• [TEXT SECTION]:

==================================================

Filebeat needs to either be installed on the EventStoreDB node or have access to logs storage. The processing pipeline can be configured through the configuration file (e.g. filebeat.yml
). This file contains the three essential building blocks:
- input - configuration for file source, e.g. if stored in JSON format.
- output - place where we'd like to put transformed logs, e.g. Elasticsearch, Logstash,
- setup - additional setup and simple transformations (e.g. Elasticsearch indices template, Kibana data view).
See the sample Filebeat 8.2 configuration file. It shows how to take the EventStoreDB log files, output them to Elasticsearch prefixing index with eventstoredb
and create a Kibana data view:
#######################################################
# EventStoreDB logs file input
#######################################################
filebeat.inputs:
- type: log
paths:
- /var/log/eventstore/*/log*.json
json.keys_under_root: true
json.add_error_key: true
#######################################################
# ElasticSearch direct output
#######################################################
output.elasticsearch:
index: "eventstoredb-%{[agent.version]}"
hosts: ["elasticsearch:9200"]
#######################################################
# ElasticSearch dashboard configuration
# (index pattern and data view)
#######################################################
setup.dashboards:
enabled: true
index: "eventstoredb-*"
setup.template:
name: "eventstoredb"
pattern: "eventstoredb-%{[agent.version]}"

==================================================

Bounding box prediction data
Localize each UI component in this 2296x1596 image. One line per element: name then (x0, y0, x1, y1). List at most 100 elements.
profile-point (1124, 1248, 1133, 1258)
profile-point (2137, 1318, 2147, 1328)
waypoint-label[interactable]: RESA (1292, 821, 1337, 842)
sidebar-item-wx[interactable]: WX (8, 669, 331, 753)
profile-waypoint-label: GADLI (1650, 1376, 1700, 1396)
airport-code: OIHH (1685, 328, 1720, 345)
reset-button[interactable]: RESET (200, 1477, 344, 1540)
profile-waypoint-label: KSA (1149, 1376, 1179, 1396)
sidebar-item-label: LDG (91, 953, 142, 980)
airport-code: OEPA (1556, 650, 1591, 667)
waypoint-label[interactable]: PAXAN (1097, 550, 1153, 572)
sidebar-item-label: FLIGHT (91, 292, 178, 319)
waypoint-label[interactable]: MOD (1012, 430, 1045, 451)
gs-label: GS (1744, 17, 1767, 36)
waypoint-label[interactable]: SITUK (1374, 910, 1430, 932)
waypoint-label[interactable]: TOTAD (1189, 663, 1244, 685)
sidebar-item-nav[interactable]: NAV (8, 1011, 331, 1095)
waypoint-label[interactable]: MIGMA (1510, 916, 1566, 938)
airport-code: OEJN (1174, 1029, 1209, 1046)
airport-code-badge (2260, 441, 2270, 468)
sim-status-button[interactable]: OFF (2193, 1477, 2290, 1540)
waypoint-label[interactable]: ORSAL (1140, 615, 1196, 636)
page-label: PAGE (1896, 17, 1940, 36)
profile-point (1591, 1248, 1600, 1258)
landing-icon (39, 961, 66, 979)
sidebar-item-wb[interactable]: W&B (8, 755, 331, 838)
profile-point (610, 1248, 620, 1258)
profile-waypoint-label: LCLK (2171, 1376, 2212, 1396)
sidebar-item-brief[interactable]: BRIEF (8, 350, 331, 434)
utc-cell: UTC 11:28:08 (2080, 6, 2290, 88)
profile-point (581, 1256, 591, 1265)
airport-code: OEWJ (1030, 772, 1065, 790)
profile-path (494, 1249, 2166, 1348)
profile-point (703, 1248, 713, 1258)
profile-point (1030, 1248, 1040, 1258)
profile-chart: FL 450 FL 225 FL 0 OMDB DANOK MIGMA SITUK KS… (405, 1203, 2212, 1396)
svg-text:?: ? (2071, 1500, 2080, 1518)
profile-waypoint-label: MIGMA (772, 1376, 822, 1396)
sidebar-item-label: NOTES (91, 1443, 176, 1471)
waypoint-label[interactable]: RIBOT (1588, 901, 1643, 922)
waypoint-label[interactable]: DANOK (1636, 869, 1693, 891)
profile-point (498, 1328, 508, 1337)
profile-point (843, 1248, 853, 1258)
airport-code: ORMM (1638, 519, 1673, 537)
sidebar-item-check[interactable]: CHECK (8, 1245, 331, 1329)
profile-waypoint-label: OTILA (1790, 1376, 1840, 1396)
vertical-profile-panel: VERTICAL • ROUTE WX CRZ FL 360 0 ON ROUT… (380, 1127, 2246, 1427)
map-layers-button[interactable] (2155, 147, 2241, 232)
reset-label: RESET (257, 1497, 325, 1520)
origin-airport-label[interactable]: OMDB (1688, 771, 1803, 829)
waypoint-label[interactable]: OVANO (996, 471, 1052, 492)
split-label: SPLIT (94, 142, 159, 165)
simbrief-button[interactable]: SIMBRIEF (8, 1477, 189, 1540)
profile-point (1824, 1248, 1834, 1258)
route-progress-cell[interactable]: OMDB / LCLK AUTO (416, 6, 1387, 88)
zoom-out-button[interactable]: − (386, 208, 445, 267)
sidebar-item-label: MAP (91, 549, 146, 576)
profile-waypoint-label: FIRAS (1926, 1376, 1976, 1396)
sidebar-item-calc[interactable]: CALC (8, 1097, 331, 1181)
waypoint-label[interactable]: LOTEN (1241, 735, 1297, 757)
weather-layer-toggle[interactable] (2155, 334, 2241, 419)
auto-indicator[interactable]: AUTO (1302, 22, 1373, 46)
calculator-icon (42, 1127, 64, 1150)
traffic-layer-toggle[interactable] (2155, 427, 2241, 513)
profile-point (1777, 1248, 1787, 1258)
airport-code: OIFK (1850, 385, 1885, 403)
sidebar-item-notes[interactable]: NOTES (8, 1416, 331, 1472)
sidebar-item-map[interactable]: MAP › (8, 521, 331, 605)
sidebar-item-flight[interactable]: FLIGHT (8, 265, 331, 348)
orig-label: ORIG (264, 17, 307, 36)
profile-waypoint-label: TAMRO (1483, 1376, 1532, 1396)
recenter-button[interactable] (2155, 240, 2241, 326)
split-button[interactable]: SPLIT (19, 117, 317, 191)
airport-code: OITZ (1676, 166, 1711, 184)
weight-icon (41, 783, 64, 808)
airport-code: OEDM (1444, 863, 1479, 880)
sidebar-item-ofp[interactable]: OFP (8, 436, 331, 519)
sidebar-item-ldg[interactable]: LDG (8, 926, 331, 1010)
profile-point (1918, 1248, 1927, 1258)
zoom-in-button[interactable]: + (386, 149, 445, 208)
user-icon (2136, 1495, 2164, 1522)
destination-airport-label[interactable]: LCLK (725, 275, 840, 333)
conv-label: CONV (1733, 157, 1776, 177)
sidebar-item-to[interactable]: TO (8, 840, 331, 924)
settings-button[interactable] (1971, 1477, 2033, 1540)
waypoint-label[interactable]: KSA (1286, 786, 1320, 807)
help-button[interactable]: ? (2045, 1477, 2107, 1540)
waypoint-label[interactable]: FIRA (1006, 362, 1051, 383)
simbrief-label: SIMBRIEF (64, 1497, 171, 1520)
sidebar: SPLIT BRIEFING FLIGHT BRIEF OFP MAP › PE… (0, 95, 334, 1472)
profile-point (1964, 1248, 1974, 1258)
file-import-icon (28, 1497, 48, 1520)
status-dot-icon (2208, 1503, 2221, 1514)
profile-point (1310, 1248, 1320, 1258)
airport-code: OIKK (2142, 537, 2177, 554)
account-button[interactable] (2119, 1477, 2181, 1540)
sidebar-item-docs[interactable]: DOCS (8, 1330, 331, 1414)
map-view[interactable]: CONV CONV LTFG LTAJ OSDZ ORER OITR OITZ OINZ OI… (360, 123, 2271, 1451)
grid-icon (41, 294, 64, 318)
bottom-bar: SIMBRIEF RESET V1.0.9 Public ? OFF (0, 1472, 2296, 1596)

==================================================

• [AIM OF THE EXERCISE]: Please rewrite the paragraph of the Filebeat text that begins "See the sample Filebeat 8.2 configuration file" as a short bulleted list that keeps its main facts. You won't need the rows.

• [EXERCISE ANSWER]:
- The sample is a Filebeat 8.2 configuration file.
- It takes the EventStoreDB log files.
- It outputs them to Elasticsearch, prefixing the index with eventstoredb.
- It creates a Kibana data view.